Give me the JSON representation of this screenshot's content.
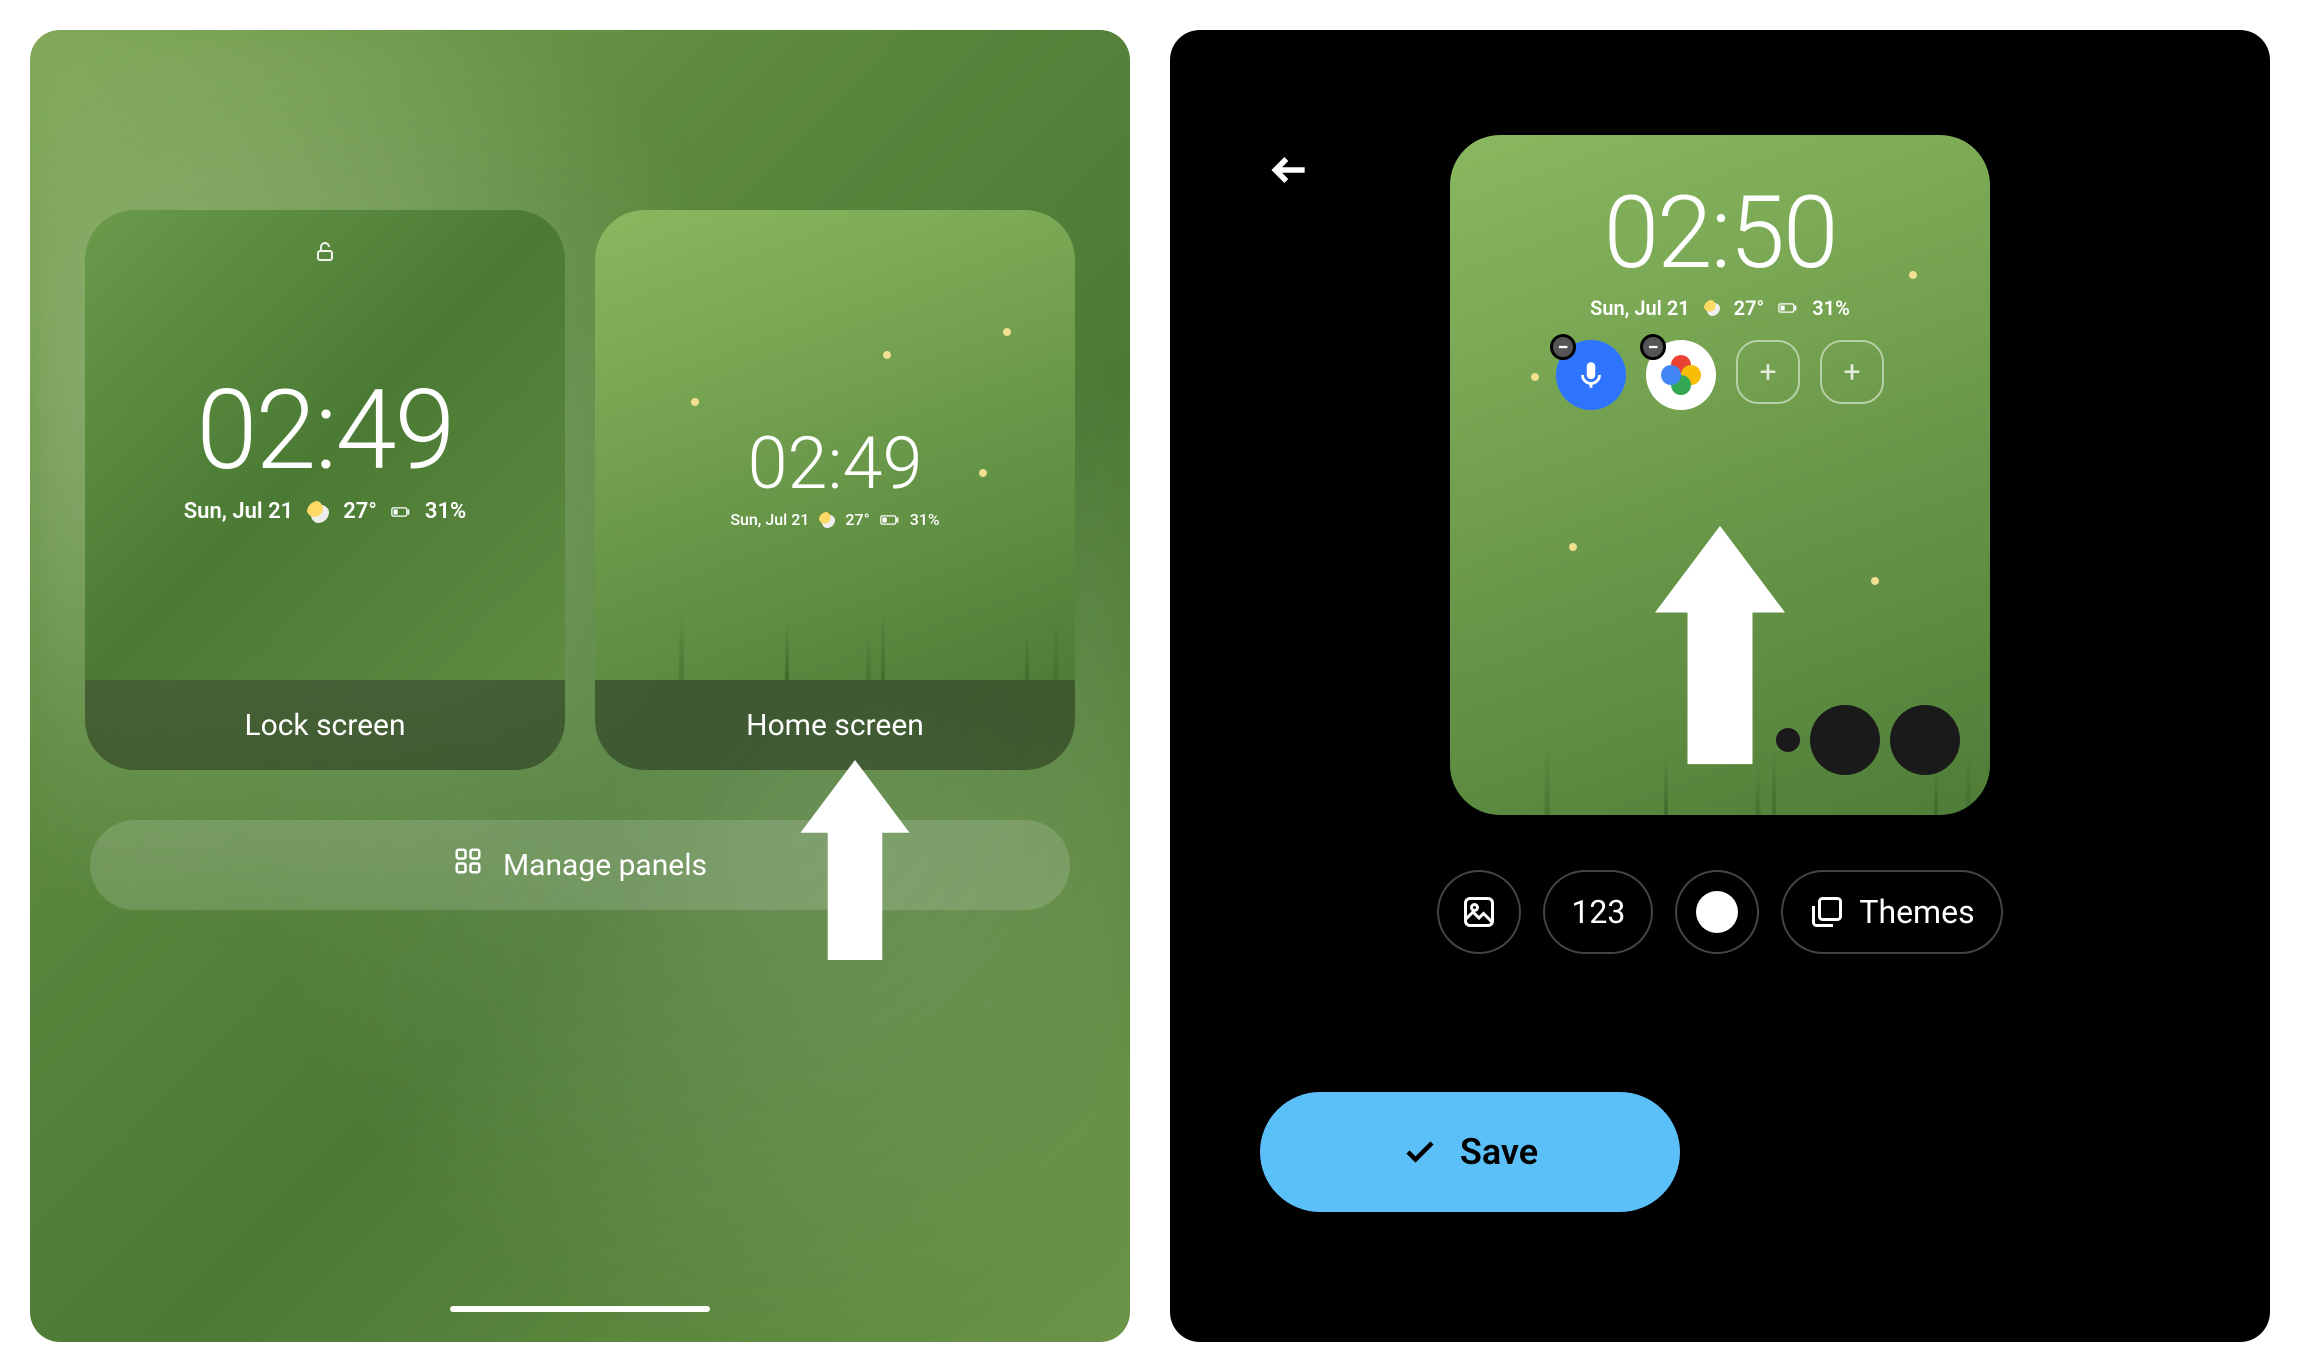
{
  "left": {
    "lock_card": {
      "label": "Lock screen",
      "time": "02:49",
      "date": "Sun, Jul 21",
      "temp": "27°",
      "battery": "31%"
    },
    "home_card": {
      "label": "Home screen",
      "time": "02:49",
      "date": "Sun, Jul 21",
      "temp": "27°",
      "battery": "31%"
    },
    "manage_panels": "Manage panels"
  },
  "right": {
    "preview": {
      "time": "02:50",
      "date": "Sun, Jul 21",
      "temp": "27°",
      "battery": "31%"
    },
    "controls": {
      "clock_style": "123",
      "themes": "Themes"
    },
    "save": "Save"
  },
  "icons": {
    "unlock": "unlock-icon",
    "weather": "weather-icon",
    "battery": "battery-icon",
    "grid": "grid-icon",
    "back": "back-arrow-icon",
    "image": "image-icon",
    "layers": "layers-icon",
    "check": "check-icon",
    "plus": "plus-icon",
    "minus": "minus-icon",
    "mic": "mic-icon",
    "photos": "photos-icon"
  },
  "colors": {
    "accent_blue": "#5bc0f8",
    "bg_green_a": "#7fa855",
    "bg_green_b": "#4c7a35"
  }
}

#####

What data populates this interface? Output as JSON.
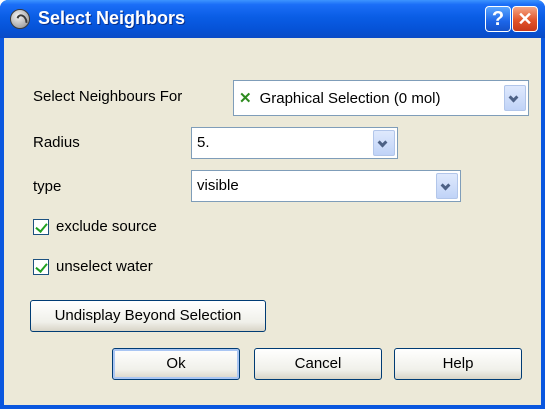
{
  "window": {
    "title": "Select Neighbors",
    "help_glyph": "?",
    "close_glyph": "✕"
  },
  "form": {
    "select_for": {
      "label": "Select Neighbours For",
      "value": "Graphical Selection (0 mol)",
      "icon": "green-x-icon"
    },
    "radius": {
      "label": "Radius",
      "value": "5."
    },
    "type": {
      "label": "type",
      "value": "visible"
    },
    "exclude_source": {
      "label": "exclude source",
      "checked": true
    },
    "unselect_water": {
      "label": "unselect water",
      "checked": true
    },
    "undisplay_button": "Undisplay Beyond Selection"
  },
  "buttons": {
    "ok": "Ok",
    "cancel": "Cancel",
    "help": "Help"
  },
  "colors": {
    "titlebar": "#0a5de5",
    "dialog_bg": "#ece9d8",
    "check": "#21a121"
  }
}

#####

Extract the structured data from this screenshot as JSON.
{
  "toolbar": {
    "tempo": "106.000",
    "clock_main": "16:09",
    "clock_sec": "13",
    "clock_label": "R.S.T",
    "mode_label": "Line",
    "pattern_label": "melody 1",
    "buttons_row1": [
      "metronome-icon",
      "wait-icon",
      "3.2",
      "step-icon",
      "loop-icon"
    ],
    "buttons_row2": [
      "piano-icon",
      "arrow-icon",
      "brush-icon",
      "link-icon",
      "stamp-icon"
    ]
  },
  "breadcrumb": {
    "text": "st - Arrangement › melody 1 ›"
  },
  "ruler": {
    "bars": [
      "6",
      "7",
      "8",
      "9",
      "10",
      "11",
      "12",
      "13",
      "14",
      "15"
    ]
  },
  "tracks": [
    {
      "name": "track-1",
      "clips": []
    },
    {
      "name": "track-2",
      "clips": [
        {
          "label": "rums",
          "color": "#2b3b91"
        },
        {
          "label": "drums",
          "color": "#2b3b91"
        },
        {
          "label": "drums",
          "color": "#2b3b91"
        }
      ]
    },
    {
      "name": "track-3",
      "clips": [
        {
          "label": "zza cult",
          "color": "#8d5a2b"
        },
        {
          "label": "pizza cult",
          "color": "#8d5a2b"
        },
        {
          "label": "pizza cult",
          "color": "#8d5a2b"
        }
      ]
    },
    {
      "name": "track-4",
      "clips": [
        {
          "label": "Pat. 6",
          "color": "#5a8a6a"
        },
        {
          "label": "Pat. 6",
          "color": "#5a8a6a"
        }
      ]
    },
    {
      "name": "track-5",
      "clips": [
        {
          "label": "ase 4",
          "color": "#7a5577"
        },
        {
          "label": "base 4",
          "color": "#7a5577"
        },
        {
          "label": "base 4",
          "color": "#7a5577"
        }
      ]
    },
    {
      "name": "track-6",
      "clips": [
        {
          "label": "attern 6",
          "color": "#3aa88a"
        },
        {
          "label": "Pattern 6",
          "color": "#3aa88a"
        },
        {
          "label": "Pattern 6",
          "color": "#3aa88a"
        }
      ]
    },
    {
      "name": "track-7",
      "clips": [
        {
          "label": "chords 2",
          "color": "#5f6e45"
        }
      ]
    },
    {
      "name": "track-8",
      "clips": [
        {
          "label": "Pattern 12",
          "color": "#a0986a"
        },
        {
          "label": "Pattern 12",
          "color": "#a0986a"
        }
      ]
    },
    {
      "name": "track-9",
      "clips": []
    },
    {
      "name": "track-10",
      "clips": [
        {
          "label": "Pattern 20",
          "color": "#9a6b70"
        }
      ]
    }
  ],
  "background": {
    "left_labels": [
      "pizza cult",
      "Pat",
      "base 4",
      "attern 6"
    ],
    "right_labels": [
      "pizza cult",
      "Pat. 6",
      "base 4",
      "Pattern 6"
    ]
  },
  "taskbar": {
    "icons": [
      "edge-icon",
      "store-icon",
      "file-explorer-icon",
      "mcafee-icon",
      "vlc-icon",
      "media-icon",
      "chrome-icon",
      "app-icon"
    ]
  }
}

#####

### Task brief:
State how many lines of the records above contain the word "data", and give only that number.

### Solution for this exercise:
2